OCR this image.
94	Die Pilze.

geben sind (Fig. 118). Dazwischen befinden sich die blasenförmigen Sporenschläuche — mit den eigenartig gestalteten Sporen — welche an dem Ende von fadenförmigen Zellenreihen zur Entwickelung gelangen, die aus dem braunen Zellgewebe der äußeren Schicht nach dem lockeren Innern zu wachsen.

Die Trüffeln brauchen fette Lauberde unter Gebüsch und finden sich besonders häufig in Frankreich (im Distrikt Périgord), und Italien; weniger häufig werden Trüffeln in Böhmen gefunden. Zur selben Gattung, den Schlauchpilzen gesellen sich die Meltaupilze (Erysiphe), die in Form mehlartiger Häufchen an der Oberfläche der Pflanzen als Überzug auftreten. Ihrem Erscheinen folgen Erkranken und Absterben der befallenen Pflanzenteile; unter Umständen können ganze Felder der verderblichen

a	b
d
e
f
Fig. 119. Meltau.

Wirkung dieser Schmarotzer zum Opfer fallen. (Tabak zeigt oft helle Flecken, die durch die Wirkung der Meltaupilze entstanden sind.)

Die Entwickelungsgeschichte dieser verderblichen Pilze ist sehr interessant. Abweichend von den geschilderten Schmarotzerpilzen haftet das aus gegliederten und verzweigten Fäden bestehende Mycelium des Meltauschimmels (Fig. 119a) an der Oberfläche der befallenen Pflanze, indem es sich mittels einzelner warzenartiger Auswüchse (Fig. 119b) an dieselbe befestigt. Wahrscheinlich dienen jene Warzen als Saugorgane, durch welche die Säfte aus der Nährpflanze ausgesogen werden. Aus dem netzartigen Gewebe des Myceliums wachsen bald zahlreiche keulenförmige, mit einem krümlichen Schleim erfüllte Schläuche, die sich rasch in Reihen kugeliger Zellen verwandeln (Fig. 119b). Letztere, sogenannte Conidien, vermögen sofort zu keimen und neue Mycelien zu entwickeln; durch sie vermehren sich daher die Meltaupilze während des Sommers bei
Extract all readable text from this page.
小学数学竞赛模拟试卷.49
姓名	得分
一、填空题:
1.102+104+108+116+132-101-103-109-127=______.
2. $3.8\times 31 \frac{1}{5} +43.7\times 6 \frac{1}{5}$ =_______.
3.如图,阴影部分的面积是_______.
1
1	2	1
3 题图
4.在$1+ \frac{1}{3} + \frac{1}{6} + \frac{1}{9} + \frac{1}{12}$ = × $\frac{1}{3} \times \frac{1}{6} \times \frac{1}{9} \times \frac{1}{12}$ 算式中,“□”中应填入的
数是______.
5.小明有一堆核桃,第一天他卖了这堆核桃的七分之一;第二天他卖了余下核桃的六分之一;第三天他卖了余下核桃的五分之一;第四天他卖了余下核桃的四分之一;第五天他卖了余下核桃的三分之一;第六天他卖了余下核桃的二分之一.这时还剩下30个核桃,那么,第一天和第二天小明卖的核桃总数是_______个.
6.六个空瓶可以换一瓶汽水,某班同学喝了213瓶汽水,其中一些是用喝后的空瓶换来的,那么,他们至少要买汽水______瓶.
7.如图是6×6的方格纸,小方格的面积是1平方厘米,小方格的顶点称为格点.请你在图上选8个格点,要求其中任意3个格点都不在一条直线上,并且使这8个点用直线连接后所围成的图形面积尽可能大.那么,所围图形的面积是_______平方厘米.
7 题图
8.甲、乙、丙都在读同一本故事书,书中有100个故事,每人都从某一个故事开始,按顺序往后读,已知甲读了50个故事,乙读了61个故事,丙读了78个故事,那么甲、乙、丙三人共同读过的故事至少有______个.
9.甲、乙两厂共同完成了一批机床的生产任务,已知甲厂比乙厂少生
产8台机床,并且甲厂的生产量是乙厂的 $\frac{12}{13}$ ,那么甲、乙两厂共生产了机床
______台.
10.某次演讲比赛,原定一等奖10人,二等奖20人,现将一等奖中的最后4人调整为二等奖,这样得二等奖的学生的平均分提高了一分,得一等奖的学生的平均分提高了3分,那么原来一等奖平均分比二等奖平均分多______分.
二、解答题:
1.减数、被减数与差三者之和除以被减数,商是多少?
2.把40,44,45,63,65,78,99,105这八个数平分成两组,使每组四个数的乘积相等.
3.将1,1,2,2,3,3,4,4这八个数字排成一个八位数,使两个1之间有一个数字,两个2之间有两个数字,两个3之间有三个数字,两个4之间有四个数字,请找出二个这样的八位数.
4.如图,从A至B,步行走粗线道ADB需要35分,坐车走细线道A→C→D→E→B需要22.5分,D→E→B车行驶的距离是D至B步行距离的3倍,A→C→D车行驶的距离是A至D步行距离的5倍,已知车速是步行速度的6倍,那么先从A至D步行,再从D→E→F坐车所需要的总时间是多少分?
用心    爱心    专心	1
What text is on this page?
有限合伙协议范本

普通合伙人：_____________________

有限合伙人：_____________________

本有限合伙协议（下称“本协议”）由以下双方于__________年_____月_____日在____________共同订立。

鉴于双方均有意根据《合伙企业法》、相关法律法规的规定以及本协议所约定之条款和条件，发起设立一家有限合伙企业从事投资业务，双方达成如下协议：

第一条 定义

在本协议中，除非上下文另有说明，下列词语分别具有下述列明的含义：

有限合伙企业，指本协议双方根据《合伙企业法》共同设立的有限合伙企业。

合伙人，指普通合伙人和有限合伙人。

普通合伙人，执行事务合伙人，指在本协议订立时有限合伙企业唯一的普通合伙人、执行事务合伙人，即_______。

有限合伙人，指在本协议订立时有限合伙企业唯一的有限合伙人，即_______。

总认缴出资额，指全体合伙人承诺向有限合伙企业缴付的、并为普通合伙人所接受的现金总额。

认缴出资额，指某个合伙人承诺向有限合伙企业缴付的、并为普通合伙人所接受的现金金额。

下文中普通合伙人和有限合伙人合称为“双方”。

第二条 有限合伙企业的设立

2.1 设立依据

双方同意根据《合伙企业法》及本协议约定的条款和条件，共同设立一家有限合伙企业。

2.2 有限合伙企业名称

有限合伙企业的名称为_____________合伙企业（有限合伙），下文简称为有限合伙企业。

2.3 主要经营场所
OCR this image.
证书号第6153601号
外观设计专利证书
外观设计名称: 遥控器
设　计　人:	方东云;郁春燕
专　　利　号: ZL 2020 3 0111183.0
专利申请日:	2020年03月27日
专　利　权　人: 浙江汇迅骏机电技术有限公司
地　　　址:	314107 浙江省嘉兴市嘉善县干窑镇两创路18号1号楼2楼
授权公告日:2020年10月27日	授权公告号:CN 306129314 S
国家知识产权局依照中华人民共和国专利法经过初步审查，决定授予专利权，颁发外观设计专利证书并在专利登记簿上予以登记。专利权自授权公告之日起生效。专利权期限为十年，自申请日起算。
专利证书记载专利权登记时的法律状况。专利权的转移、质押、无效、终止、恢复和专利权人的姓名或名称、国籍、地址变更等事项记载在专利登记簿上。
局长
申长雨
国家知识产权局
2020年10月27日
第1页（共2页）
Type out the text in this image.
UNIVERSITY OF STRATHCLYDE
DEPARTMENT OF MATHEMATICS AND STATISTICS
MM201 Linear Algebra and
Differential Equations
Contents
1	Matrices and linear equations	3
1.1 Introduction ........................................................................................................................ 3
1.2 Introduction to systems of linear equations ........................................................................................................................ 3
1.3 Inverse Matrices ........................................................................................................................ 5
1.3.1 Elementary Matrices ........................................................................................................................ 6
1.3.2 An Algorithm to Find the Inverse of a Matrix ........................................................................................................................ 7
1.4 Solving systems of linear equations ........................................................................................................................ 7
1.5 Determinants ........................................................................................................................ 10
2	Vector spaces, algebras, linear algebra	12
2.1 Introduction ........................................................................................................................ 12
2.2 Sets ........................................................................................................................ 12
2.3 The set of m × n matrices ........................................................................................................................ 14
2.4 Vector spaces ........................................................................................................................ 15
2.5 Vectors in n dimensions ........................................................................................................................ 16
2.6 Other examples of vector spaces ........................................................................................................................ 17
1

───

> **Exercise description**
Check each line above for the word "times" and say how many have it, with nothing else.

> **Full output**
2